— Work to do —
Please copy the items from the line with "highlight-band — [179, 65, 198, 470]" up to and including the line with "x-tick-label: 01-09 — [176, 480, 188, 508]", without changing anything.

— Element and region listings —
.....
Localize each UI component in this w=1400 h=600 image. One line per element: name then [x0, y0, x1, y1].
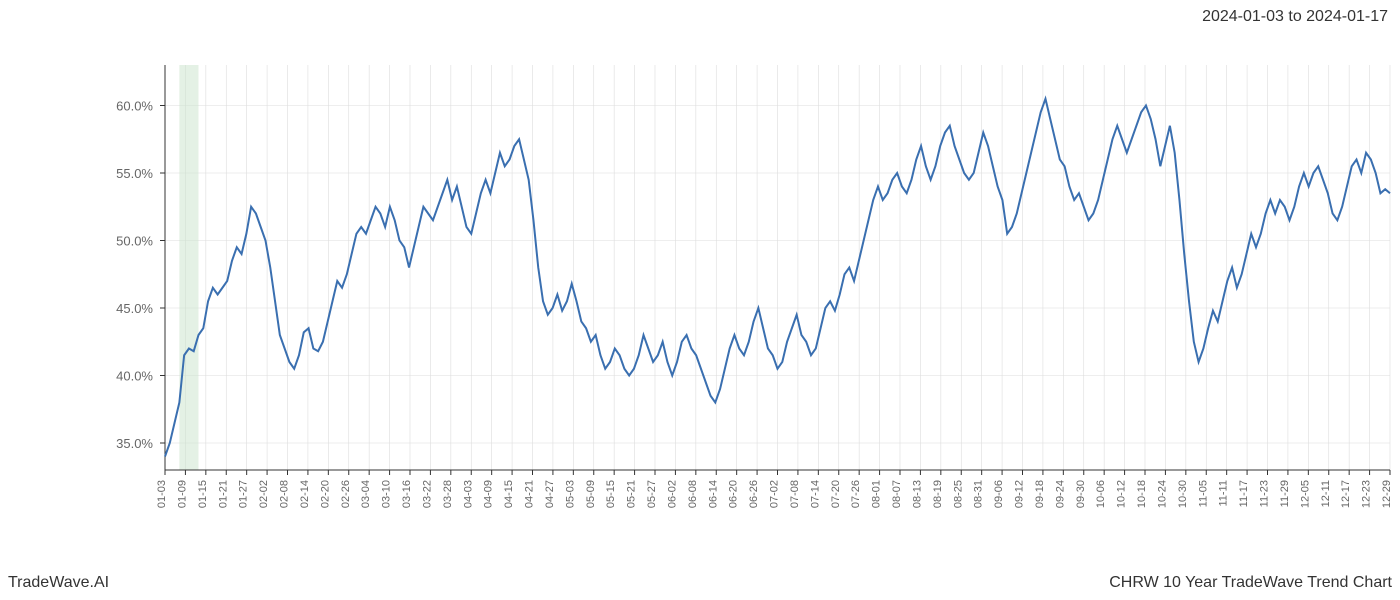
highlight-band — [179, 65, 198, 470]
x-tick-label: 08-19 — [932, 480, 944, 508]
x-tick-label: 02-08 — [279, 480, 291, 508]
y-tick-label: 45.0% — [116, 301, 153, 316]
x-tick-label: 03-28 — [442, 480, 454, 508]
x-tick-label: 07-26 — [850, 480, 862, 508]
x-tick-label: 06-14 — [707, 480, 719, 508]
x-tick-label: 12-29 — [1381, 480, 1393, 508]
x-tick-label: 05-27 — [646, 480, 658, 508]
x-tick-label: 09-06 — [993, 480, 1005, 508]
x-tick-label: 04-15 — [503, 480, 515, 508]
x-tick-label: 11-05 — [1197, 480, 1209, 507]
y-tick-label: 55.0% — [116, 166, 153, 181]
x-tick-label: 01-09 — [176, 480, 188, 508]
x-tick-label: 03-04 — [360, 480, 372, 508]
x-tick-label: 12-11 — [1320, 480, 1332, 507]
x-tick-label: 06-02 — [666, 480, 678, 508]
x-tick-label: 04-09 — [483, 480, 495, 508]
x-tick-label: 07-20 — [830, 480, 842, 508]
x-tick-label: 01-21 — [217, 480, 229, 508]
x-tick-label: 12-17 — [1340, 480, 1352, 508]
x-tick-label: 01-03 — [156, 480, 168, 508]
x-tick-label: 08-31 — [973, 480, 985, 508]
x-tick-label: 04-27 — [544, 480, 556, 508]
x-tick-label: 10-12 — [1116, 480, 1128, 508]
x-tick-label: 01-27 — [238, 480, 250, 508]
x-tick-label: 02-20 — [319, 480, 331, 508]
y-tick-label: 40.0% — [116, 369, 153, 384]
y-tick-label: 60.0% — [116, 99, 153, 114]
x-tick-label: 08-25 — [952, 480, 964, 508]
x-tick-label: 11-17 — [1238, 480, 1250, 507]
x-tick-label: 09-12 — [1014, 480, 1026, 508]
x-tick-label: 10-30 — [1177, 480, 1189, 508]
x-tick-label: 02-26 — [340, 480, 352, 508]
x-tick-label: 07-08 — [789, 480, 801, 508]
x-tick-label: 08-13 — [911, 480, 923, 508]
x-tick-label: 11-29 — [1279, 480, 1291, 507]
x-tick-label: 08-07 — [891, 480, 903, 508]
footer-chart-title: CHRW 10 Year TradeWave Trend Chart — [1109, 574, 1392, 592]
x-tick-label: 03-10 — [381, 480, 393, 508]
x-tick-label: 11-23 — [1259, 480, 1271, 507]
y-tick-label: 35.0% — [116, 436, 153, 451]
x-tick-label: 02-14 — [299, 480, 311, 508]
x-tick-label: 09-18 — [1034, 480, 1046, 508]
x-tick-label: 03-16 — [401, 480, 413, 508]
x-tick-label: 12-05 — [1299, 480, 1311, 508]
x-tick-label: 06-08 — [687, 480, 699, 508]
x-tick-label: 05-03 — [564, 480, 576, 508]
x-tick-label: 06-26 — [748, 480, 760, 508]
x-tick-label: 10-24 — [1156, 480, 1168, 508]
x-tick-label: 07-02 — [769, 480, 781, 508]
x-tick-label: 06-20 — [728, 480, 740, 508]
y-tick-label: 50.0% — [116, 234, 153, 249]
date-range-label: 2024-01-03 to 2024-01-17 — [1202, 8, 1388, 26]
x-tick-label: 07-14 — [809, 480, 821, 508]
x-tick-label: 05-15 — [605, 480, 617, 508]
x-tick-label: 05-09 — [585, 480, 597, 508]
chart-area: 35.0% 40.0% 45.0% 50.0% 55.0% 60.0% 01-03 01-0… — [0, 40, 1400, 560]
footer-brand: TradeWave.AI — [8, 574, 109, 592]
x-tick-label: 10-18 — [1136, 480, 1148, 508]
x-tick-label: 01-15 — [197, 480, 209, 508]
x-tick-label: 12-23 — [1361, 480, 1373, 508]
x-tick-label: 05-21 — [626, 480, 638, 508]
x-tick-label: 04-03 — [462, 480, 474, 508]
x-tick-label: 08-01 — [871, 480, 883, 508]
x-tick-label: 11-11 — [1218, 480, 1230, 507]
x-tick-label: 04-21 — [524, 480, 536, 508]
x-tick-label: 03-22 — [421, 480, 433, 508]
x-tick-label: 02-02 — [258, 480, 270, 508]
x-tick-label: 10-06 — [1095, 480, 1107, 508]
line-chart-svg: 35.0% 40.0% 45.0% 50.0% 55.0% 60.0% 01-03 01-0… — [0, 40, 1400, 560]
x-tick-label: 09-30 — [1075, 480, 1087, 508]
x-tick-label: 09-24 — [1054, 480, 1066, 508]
.....
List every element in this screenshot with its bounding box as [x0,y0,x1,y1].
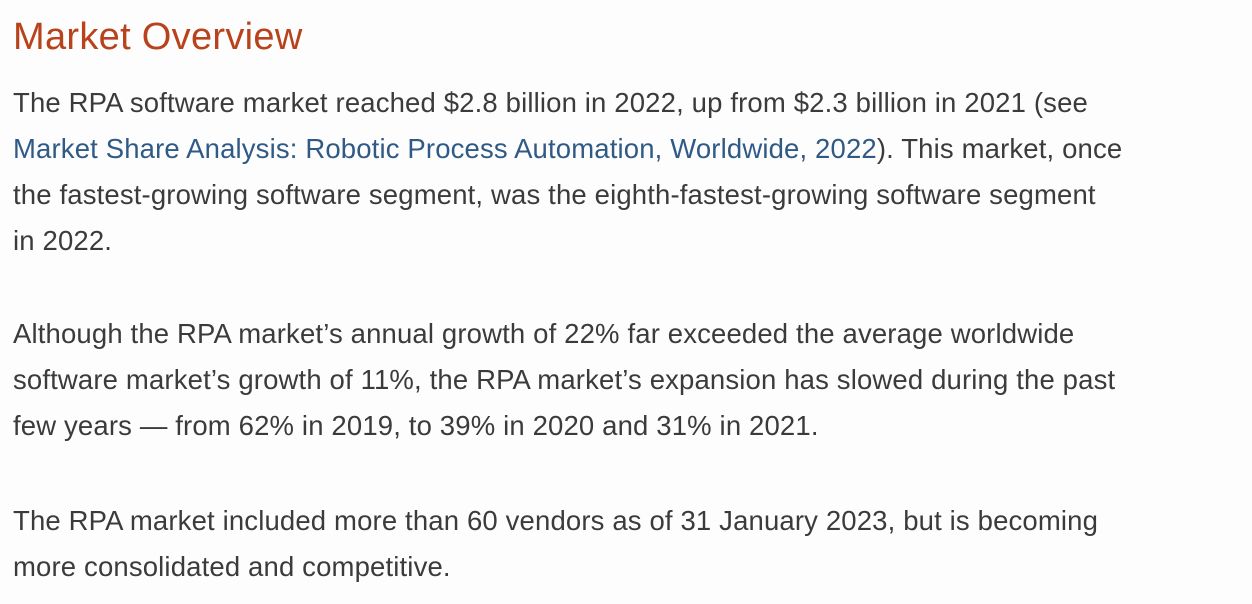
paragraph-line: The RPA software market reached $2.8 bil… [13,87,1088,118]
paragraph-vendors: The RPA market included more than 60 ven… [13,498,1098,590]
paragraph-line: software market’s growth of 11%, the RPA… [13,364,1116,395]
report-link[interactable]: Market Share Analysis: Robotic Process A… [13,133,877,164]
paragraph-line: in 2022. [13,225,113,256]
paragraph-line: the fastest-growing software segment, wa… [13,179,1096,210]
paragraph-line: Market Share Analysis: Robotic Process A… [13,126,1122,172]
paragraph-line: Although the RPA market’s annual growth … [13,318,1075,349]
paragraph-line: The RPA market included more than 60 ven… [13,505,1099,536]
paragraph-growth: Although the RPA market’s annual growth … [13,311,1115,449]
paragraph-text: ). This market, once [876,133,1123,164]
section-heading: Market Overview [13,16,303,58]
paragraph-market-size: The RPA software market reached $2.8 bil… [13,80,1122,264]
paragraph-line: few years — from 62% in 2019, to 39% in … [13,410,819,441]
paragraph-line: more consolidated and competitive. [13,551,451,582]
.....
— Solution for this exercise —
highlight-band — [179, 65, 198, 470]
x-tick-label: 08-19 — [932, 480, 944, 508]
x-tick-label: 02-08 — [279, 480, 291, 508]
y-tick-label: 45.0% — [116, 301, 153, 316]
x-tick-label: 03-28 — [442, 480, 454, 508]
x-tick-label: 07-26 — [850, 480, 862, 508]
x-tick-label: 06-14 — [707, 480, 719, 508]
x-tick-label: 12-29 — [1381, 480, 1393, 508]
x-tick-label: 05-27 — [646, 480, 658, 508]
x-tick-label: 09-06 — [993, 480, 1005, 508]
x-tick-label: 04-15 — [503, 480, 515, 508]
x-tick-label: 11-05 — [1197, 480, 1209, 507]
y-tick-label: 55.0% — [116, 166, 153, 181]
x-tick-label: 01-09 — [176, 480, 188, 508]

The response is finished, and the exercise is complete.